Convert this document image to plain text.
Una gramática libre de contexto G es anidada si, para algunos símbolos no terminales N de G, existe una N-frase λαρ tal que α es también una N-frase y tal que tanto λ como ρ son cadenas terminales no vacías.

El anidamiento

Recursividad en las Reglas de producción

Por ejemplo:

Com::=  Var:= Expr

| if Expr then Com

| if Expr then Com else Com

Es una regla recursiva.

--------

Pick out and copy the lines of the material that include the word "then".

• **Solution**
| if Expr then Com
| if Expr then Com else Com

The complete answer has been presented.